**Exercise requirements**
Copy down every line where the string "type" shows up.

━━━━━ Input ━━━━━

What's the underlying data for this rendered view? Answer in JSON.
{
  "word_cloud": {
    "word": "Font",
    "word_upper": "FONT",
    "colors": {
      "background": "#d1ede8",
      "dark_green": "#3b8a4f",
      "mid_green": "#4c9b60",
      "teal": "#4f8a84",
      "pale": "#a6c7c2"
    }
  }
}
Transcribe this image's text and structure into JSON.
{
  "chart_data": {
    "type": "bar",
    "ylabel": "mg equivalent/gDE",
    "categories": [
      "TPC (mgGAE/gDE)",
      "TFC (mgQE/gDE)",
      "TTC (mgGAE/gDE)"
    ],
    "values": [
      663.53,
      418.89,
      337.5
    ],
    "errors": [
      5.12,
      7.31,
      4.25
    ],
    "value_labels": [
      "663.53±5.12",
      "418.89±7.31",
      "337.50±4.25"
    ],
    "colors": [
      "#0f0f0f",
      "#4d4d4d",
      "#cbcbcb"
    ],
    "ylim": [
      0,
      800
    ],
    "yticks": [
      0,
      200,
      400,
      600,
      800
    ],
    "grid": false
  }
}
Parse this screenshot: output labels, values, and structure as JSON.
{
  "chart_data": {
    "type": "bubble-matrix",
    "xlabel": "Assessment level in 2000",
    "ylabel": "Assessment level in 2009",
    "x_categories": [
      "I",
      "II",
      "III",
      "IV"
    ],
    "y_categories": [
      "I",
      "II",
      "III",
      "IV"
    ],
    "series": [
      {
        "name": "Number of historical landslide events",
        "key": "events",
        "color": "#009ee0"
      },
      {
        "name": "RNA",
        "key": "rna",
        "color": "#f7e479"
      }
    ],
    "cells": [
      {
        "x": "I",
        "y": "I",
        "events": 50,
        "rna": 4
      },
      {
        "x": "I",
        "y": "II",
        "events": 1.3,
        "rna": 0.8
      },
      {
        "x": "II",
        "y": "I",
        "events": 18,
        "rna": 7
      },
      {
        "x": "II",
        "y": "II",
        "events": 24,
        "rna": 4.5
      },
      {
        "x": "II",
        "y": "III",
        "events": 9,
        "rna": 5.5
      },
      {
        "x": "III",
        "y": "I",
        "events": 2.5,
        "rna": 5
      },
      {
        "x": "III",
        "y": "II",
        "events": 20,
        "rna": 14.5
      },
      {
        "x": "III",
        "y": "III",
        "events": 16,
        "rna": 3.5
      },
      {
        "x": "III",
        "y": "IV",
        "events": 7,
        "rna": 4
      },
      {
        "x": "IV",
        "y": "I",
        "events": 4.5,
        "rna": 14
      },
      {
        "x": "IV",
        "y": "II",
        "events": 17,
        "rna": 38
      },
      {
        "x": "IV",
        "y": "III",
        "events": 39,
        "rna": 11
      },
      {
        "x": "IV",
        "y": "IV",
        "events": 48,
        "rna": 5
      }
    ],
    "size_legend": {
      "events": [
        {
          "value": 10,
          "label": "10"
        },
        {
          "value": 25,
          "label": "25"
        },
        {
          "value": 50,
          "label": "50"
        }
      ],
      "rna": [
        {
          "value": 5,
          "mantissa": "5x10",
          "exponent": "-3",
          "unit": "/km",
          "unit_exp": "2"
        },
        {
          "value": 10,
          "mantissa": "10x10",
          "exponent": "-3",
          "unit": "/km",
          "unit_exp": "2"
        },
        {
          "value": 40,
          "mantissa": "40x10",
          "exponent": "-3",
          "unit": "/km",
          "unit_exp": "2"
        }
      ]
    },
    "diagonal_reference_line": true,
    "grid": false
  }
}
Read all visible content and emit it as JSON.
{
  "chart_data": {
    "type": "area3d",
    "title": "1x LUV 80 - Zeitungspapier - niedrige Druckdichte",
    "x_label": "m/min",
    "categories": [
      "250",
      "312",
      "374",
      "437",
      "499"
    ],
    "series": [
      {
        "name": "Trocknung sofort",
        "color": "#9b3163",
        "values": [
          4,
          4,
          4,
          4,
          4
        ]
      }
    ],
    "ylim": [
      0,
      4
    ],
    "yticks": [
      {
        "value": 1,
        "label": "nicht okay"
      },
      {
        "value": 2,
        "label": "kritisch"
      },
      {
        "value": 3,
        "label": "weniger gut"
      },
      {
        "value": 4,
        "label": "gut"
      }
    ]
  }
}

━━━━━

**Result below**
    "type": "bar",
    "type": "bubble-matrix",
    "type": "area3d",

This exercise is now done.